Copy all the material below, exactly as it stands.

MATERIAL SHOWN -

··········

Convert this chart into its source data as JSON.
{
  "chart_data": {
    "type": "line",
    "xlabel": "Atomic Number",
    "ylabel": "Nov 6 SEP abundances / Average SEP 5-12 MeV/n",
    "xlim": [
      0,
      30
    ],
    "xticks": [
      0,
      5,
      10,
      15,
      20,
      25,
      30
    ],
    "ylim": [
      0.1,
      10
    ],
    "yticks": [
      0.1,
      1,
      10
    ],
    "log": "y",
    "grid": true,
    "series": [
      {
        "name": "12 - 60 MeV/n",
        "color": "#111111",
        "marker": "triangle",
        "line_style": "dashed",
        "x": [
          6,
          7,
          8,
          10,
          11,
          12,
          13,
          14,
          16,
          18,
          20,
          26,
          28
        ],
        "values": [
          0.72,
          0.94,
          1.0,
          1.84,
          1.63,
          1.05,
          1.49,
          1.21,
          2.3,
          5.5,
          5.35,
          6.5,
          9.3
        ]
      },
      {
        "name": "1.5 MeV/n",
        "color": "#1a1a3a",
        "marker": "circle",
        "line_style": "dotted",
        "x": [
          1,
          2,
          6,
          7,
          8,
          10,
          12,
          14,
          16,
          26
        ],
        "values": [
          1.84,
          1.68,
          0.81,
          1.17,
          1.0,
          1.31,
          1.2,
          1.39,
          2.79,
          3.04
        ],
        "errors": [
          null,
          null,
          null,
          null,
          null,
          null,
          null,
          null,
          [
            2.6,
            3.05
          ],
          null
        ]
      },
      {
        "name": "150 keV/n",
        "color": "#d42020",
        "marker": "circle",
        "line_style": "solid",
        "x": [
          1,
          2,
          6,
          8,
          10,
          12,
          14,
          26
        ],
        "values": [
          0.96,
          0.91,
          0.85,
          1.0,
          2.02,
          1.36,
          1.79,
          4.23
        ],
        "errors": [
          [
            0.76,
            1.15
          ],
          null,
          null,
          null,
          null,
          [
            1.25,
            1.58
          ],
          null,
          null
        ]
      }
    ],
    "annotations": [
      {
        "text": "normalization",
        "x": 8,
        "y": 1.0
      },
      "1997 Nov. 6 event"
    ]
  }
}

··········

PROBLEM SOLUTION -
Convert this chart into its source data as JSON.
{
  "chart_data": {
    "type": "line",
    "xlabel": "Atomic Number",
    "ylabel": "Nov 6 SEP abundances / Average SEP 5-12 MeV/n",
    "xlim": [
      0,
      30
    ],
    "xticks": [
      0,
      5,
      10,
      15,
      20,
      25,
      30
    ],
    "ylim": [
      0.1,
      10
    ],
    "yticks": [
      0.1,
      1,
      10
    ],
    "log": "y",
    "grid": true,
    "series": [
      {
        "name": "12 - 60 MeV/n",
        "color": "#111111",
        "marker": "triangle",
        "line_style": "dashed",
        "x": [
          6,
          7,
          8,
          10,
          11,
          12,
          13,
          14,
          16,
          18,
          20,
          26,
          28
        ],
        "values": [
          0.72,
          0.94,
          1.0,
          1.84,
          1.63,
          1.05,
          1.49,
          1.21,
          2.3,
          5.5,
          5.35,
          6.5,
          9.3
        ]
      },
      {
        "name": "1.5 MeV/n",
        "color": "#1a1a3a",
        "marker": "circle",
        "line_style": "dotted",
        "x": [
          1,
          2,
          6,
          7,
          8,
          10,
          12,
          14,
          16,
          26
        ],
        "values": [
          1.84,
          1.68,
          0.81,
          1.17,
          1.0,
          1.31,
          1.2,
          1.39,
          2.79,
          3.04
        ],
        "errors": [
          null,
          null,
          null,
          null,
          null,
          null,
          null,
          null,
          [
            2.6,
            3.05
          ],
          null
        ]
      },
      {
        "name": "150 keV/n",
        "color": "#d42020",
        "marker": "circle",
        "line_style": "solid",
        "x": [
          1,
          2,
          6,
          8,
          10,
          12,
          14,
          26
        ],
        "values": [
          0.96,
          0.91,
          0.85,
          1.0,
          2.02,
          1.36,
          1.79,
          4.23
        ],
        "errors": [
          [
            0.76,
            1.15
          ],
          null,
          null,
          null,
          null,
          [
            1.25,
            1.58
          ],
          null,
          null
        ]
      }
    ],
    "annotations": [
      {
        "text": "normalization",
        "x": 8,
        "y": 1.0
      },
      "1997 Nov. 6 event"
    ]
  }
}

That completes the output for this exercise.